(Chart and figure data)
□ □ □ □ □

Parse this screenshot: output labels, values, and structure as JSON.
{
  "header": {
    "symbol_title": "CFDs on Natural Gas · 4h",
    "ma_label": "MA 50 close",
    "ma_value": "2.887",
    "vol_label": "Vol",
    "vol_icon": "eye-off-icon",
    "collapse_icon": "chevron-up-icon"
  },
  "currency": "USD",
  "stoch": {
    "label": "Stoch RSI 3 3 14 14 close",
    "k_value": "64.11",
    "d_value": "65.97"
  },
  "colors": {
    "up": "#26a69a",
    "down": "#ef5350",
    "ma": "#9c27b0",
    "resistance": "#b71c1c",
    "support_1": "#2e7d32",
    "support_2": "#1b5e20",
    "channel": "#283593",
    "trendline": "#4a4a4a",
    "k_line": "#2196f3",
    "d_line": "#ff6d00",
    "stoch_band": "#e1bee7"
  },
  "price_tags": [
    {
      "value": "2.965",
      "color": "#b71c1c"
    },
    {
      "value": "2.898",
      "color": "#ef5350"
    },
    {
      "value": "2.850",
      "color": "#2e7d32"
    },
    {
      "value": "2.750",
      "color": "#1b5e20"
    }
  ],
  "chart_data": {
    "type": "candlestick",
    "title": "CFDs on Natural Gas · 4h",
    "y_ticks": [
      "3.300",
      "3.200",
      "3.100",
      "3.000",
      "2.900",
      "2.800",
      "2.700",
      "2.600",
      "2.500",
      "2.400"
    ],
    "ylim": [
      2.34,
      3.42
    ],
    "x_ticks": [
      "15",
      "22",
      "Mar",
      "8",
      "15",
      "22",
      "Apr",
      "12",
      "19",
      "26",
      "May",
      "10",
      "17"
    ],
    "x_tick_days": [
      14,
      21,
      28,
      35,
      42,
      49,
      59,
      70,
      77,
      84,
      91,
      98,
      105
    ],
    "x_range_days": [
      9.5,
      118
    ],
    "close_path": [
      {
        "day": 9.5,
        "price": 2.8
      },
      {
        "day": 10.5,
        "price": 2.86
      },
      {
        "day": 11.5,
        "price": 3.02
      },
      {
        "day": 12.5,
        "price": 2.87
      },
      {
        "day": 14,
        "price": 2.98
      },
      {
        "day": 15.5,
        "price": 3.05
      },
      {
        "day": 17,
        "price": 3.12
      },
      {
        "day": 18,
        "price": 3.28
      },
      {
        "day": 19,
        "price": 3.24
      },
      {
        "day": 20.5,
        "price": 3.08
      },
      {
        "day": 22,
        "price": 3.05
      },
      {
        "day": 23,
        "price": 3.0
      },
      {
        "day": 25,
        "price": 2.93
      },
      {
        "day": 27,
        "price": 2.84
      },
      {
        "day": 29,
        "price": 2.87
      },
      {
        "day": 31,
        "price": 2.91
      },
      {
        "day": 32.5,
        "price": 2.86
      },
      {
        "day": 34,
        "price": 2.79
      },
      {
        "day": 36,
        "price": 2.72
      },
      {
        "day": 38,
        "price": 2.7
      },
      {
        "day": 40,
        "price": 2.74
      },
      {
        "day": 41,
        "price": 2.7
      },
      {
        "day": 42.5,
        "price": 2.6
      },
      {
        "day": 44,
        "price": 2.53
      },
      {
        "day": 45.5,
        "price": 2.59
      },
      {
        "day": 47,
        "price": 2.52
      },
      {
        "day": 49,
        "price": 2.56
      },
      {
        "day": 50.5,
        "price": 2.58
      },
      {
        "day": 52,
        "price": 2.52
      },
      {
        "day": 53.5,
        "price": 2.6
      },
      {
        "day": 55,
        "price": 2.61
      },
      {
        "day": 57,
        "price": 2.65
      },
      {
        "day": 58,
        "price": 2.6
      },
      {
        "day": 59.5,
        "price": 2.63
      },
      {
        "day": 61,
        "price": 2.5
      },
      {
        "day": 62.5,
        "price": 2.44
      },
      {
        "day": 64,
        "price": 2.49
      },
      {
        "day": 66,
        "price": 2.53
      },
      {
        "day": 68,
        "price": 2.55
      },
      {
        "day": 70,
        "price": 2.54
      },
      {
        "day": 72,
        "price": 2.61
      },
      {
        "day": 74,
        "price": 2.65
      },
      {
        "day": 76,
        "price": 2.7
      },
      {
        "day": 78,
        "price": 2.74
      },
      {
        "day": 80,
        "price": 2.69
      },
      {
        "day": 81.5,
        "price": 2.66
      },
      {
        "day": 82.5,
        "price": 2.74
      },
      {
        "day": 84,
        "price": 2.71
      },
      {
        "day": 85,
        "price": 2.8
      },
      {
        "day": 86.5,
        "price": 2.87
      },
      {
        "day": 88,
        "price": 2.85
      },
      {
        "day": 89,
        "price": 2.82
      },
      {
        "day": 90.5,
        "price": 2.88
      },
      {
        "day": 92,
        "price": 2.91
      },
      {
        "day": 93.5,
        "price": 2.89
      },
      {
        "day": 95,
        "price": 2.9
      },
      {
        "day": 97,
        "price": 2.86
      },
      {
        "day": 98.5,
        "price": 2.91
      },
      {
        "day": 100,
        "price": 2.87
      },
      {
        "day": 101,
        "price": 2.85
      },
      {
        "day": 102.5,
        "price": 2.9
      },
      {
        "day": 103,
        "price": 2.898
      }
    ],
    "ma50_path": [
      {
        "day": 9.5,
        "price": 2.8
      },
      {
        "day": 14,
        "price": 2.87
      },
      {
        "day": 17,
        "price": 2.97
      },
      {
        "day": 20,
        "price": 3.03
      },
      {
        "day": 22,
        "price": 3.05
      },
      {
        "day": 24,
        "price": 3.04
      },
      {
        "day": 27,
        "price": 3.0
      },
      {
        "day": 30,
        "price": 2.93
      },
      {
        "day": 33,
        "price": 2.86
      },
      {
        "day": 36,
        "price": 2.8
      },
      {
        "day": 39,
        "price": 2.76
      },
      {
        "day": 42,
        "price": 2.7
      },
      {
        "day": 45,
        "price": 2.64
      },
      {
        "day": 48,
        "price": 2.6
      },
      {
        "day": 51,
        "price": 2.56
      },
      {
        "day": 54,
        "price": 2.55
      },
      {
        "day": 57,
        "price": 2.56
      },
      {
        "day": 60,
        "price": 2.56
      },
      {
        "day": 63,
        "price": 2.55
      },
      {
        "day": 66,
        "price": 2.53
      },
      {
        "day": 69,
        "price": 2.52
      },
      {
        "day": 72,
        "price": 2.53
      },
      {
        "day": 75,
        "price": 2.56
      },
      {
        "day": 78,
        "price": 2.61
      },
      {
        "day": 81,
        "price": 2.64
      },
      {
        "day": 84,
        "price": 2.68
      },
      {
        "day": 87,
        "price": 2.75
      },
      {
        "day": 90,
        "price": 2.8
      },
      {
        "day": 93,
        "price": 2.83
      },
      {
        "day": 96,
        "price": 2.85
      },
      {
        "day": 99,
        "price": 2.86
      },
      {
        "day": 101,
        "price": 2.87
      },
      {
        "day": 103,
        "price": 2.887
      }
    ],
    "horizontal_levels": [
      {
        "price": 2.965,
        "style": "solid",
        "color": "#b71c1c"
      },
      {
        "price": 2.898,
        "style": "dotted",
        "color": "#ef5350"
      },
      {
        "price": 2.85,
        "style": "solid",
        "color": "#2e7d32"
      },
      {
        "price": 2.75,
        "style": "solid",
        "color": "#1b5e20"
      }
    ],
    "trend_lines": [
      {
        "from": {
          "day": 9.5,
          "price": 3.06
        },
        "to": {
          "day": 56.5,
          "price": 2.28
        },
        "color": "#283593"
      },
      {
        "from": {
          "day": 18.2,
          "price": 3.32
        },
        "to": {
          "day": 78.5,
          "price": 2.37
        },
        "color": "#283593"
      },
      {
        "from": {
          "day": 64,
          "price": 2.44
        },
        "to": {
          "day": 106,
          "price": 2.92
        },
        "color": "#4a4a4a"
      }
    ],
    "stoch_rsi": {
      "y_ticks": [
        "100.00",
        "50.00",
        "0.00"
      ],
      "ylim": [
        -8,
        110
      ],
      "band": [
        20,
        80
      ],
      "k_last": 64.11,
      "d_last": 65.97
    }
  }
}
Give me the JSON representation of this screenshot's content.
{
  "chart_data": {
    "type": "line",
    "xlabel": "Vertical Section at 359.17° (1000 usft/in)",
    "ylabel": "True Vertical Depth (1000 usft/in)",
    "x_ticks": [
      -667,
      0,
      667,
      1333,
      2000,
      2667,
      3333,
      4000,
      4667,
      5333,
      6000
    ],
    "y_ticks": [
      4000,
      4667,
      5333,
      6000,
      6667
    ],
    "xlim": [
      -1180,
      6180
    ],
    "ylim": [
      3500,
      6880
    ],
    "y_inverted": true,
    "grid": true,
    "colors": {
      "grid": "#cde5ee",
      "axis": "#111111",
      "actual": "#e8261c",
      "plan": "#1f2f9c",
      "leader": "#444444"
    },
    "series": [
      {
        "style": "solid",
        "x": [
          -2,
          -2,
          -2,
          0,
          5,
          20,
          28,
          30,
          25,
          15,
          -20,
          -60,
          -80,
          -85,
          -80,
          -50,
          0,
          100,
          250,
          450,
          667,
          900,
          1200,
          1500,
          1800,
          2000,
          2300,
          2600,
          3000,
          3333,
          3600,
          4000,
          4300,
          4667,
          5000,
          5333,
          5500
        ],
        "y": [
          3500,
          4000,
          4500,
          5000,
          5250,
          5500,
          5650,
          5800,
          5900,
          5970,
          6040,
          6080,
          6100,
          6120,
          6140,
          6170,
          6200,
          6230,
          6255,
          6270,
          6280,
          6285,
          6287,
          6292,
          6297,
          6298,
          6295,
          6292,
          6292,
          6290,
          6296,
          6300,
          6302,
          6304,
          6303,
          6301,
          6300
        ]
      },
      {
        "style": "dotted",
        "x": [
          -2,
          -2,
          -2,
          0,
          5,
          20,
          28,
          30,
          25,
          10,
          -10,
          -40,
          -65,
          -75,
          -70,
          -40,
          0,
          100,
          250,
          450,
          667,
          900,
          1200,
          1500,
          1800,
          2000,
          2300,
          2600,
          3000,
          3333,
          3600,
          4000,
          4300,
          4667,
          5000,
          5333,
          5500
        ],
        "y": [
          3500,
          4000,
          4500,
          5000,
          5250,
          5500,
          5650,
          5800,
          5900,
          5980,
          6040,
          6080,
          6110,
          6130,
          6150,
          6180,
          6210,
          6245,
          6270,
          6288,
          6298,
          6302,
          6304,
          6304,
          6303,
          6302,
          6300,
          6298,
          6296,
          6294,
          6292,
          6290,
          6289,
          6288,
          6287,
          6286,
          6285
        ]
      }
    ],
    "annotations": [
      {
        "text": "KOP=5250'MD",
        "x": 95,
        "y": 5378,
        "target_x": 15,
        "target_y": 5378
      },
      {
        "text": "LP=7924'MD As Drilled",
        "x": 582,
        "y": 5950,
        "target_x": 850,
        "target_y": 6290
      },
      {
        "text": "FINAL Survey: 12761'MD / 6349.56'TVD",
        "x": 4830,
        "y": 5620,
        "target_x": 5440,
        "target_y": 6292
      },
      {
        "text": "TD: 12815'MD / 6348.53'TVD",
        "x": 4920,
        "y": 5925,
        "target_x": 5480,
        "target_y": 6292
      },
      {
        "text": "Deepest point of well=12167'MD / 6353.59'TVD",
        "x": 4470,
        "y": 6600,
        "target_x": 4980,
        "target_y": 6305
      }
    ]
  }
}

□ □ □ □ □

**DESCRIPTION OF THE TASK**
Copy whichever lines in the listing above contain the word "Natural".

**WRITTEN ANSWER**
    "symbol_title": "CFDs on Natural Gas · 4h",
    "title": "CFDs on Natural Gas · 4h",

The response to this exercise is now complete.